> _TASK TO CARRY OUT_
Return the number of lines that contain the word "price", and return nothing else.

Chart and figure data:
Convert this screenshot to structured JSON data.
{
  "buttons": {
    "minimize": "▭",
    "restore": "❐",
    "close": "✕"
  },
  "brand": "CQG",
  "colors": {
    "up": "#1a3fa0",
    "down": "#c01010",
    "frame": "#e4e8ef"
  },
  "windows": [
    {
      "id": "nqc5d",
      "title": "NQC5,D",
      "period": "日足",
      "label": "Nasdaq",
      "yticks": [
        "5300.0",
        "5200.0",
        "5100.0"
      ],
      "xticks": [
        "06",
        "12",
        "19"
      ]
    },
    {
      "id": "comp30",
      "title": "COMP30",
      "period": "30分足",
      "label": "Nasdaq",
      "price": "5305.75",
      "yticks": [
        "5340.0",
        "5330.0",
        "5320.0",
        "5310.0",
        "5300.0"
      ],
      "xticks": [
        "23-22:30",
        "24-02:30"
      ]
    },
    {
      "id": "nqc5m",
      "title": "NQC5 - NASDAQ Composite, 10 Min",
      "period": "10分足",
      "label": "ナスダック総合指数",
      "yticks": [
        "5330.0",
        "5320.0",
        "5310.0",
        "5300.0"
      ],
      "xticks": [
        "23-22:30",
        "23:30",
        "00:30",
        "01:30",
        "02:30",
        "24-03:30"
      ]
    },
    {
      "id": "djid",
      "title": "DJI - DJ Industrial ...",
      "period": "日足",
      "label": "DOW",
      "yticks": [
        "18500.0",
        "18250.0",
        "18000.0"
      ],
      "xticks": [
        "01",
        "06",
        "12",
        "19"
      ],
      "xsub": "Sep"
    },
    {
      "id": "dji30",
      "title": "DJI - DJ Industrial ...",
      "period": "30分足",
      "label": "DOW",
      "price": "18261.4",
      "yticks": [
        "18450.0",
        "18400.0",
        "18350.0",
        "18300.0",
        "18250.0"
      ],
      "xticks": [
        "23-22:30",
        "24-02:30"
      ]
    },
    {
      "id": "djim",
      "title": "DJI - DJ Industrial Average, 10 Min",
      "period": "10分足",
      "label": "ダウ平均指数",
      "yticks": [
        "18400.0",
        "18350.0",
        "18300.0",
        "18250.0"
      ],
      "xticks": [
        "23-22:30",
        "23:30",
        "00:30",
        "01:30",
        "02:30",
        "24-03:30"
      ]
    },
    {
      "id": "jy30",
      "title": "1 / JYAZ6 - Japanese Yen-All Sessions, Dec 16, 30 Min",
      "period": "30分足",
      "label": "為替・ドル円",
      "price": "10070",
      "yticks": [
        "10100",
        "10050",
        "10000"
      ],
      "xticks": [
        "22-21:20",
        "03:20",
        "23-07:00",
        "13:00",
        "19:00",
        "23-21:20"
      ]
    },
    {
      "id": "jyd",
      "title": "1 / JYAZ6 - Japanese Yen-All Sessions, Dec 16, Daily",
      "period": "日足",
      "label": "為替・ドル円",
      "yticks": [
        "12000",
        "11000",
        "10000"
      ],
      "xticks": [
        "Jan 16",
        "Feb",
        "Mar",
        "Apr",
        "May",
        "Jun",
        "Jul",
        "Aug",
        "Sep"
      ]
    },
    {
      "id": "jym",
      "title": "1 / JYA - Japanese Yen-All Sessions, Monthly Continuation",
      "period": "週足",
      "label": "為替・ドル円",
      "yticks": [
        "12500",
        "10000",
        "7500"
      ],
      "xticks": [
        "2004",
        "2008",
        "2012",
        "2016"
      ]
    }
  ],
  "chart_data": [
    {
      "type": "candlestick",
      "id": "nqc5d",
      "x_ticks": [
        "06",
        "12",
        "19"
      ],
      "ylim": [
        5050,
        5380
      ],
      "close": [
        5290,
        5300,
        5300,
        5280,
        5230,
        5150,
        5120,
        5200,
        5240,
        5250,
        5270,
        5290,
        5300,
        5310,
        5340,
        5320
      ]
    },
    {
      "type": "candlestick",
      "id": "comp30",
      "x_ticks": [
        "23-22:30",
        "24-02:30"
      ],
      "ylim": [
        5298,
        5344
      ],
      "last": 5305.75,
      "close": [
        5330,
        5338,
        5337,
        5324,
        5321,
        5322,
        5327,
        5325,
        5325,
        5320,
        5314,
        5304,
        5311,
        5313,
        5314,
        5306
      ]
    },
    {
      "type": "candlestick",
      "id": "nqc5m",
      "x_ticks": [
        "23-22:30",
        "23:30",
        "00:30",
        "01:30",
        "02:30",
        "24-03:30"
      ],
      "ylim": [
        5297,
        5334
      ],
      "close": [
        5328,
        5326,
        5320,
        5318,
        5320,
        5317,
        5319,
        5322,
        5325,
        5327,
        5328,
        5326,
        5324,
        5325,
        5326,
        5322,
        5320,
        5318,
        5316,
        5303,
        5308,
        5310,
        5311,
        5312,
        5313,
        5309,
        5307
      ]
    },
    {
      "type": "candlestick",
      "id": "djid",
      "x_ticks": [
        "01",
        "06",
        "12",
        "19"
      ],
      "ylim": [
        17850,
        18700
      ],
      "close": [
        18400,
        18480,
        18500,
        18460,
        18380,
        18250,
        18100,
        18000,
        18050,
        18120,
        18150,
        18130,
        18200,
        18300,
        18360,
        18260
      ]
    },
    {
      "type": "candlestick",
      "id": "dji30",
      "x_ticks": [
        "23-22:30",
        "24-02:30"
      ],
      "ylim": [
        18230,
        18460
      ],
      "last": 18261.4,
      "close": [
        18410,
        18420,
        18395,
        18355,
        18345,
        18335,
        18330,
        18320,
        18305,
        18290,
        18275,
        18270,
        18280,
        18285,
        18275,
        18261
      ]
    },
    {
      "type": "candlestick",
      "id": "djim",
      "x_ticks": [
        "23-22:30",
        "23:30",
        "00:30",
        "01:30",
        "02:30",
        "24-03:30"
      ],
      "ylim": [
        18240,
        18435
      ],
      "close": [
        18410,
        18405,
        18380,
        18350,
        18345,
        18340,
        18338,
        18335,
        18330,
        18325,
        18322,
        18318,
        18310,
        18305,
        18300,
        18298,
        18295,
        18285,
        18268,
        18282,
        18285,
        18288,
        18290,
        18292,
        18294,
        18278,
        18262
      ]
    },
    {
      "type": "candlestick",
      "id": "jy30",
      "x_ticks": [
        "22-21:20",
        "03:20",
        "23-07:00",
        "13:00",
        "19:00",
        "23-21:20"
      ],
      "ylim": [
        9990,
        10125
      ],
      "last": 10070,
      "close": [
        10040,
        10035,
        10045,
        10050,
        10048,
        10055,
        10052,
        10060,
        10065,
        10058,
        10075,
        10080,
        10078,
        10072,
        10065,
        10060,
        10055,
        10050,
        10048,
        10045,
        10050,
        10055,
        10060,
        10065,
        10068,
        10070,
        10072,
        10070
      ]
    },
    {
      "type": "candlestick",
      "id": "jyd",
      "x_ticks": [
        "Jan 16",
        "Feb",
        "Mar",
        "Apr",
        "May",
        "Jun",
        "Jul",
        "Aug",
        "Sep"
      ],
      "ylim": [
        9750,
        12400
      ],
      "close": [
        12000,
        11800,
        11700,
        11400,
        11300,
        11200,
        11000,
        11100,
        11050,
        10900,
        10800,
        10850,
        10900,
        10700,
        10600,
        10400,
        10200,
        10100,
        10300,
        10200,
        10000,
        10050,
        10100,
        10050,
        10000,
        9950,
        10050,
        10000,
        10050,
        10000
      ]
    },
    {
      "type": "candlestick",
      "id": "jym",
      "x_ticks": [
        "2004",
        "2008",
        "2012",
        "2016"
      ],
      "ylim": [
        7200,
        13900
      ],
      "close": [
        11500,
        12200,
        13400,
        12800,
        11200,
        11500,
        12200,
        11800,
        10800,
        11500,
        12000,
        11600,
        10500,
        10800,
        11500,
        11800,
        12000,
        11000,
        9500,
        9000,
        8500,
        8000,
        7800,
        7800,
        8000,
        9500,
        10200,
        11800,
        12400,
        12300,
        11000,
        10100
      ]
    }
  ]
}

> _WRITTEN RESPONSE_
3